- _SOURCE_:
Member of the Colorado Senate from the 22nd district
- In office 2011–2013
- Preceded by: Mike Kopp
- Succeeded by: Andy Kerr

Personal details
- Party: Republican
- Children: Patrick Neville
- Alma mater: Regis University

= Tim Neville =

American politician

Tim Neville is a former Republican member of the Colorado Senate from the 16th district. Neville was known for his hardline conservative stances on social issues, education and gun legislation.

== Biography ==
Neville was born and raised in Florida. He has a degree in business administration from Regis University and has lived in Jefferson County, Colorado since 1988. His professional experience includes managing Neville Insurance Associates, working in food distribution sales, and working in restaurant management.

Neville was appointed to the state senate in 2011 from District 22 and after redistricting he was elected from District 16 in November, 2014, when he defeated incumbent Democrat Sen. Jeanne Nicholson.
Neville won 34,758 votes to 32,615 for Nicholson.

In the Senate, Neville served as vice-chair of the Business Labor and Technology Committee, chairman of the Finance Committee, member of the Education Committee, chair of the Legislative Audit Committee, and vice chair of the Sales & Use Tax Simplification Task Force during the interim of 2018.

==Colorado State Senate==

Neville was the sponsor of Senate Bill 036 in 2016 that adjusted the requirements for the posting of a surety bond in conjunction with appealing a tax case. Prior to SB 036 being signed into law, a taxpayer who filed an appeal against the Colorado Department of Revenue was required to set aside twice the dollar amount which s/he was contesting regardless of which court hears the case. Upon the bill becoming law, however, that changed and the appellant is not required to set aside any money, unless s/he appeals to the Appellate or Supreme Court.

In 2017, Neville was the sponsor of House Bill 1313. This bill addressed some significant concerns within the protocol for executing civil asset forfeiture. HB 1313 strengthened citizens’ rights when their property is seized and puts safeguards in place to help eliminate possible fraud.

In Education policy, he sponsored Senate Bill 62 in 2017 which prohibited colleges from abridging free speech on campus, and in 2018, Senate Bill 269 which provided funding for schools to implement school safety measures to reduce school violence.

Among his health care and safety efforts are included House Bill 1381 concerning marijuana integration regulations and Senate Bill 270 which established a state-wide referral program to aide at-risk individuals in obtaining referrals for mental health treatment. Both of these bill passed and were signed into law in 2018.

- _DATASET EXCERPT_:
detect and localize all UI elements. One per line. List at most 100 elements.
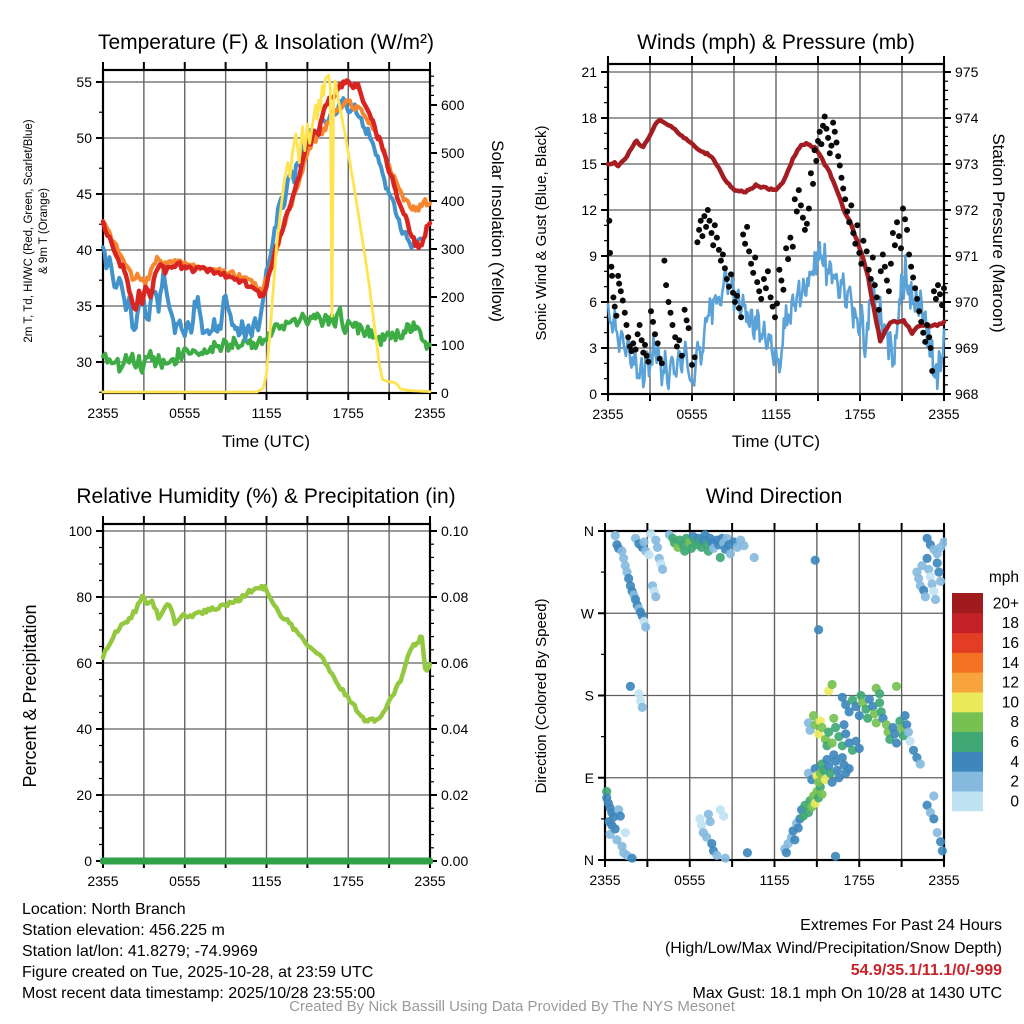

- _WHAT TO DO_:
a: Based on the biography, do these statements agree with it? (i) Neville was born and raised in Colorado. (ii) In 2014 Neville defeated the sitting Democratic senator Jeanne Nicholson. (iii) Senate Bill 62, sponsored in 2017, provided funding for school safety measures. Answer yes or no for each and quote the words of the biography that decide it.
b: Summarize the biography in three sentences.
The lines come from a different source than the biography.

- _WRITTEN RESPONSES_:
a:
(i) No: "Neville was born and raised in Florida."
(ii) Yes: "he was elected from District 16 in November, 2014, when he defeated incumbent Democrat Sen. Jeanne Nicholson."
(iii) No: "Senate Bill 62 in 2017 which prohibited colleges from abridging free speech on campus."

b: Tim Neville is a former Republican member of the Colorado Senate who was born and raised in Florida, holds a business administration degree from Regis University, and has lived in Jefferson County, Colorado since 1988. He was appointed to the state senate in 2011 from District 22 and won election from District 16 in 2014 by defeating Democrat Jeanne Nicholson. In the Senate he held several committee posts and sponsored bills on tax appeal bonds, civil asset forfeiture, campus free speech, school safety, marijuana regulation, and mental health referrals.